┌────────

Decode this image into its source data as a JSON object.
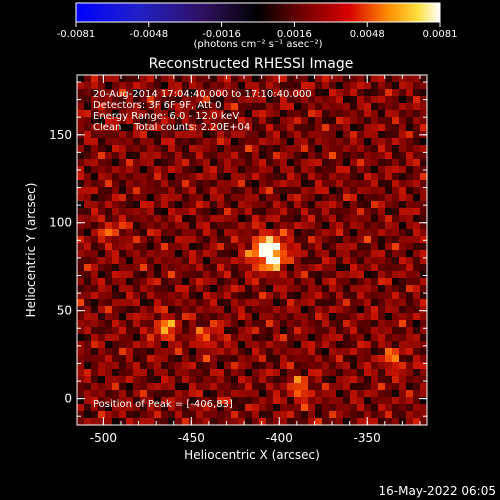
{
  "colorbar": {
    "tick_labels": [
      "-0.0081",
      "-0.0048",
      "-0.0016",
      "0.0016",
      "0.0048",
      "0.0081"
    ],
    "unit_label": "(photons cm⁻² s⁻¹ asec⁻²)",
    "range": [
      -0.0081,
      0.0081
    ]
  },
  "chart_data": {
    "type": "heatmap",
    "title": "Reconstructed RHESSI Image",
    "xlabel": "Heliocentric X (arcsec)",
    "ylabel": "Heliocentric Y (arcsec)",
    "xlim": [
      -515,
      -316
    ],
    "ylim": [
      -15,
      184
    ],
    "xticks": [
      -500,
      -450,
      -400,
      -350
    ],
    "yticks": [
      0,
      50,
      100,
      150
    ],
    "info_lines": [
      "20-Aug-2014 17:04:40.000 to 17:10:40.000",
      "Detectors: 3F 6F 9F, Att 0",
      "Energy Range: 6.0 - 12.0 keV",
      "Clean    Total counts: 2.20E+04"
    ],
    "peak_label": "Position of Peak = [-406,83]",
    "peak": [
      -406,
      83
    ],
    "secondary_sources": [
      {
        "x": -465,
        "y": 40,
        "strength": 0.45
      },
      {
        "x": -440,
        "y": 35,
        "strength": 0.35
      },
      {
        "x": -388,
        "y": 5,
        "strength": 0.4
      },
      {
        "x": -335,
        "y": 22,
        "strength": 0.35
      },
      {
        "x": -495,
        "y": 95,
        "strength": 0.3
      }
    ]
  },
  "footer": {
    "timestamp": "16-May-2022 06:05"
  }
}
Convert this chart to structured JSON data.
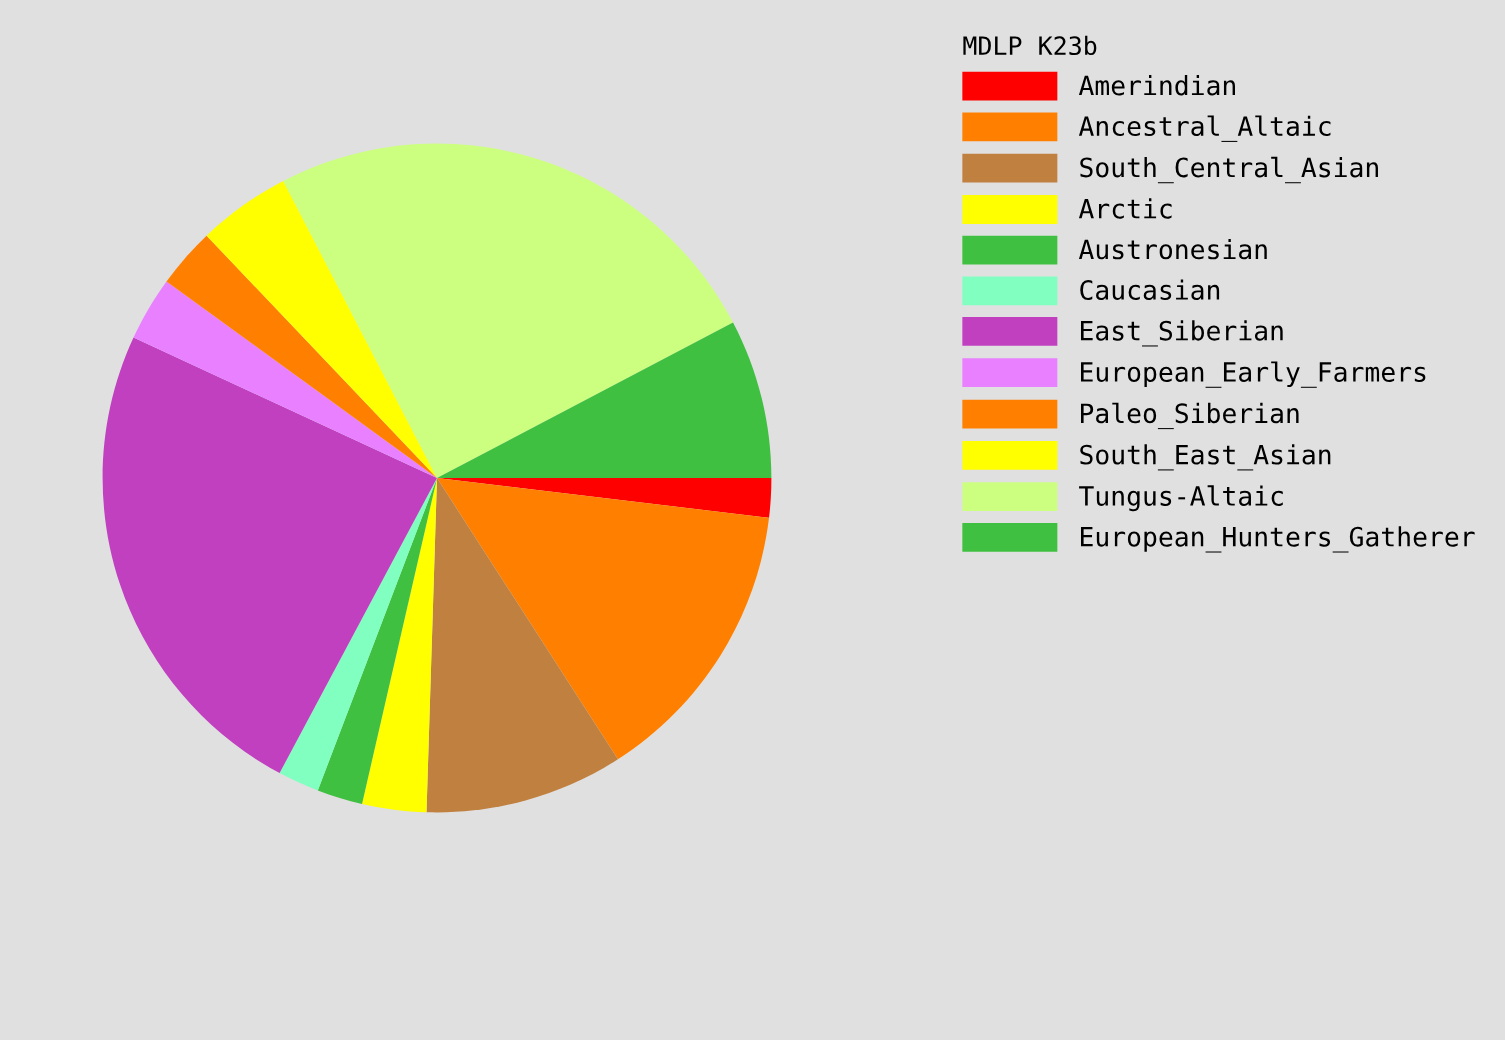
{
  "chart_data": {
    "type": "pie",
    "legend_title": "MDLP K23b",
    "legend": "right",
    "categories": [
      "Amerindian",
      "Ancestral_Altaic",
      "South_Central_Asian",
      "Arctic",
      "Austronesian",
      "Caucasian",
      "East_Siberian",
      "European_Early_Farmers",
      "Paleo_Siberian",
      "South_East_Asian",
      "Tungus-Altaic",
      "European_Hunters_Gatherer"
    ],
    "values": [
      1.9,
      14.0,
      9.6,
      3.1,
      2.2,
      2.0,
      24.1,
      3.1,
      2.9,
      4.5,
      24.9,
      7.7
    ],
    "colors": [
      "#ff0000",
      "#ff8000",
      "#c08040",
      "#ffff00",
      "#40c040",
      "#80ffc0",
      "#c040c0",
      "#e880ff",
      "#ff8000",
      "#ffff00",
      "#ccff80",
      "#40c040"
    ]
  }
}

└────────

- _EXERCISE PROMPT_
Reproduce exactly and only the lines from the one with "Convert this chart to structured JSON data." through the last entry, both included, excluding every picture.

- _REPLY_
Convert this chart to structured JSON data.
{
  "chart_data": {
    "type": "pie",
    "legend_title": "MDLP K23b",
    "legend": "right",
    "categories": [
      "Amerindian",
      "Ancestral_Altaic",
      "South_Central_Asian",
      "Arctic",
      "Austronesian",
      "Caucasian",
      "East_Siberian",
      "European_Early_Farmers",
      "Paleo_Siberian",
      "South_East_Asian",
      "Tungus-Altaic",
      "European_Hunters_Gatherer"
    ],
    "values": [
      1.9,
      14.0,
      9.6,
      3.1,
      2.2,
      2.0,
      24.1,
      3.1,
      2.9,
      4.5,
      24.9,
      7.7
    ],
    "colors": [
      "#ff0000",
      "#ff8000",
      "#c08040",
      "#ffff00",
      "#40c040",
      "#80ffc0",
      "#c040c0",
      "#e880ff",
      "#ff8000",
      "#ffff00",
      "#ccff80",
      "#40c040"
    ]
  }
}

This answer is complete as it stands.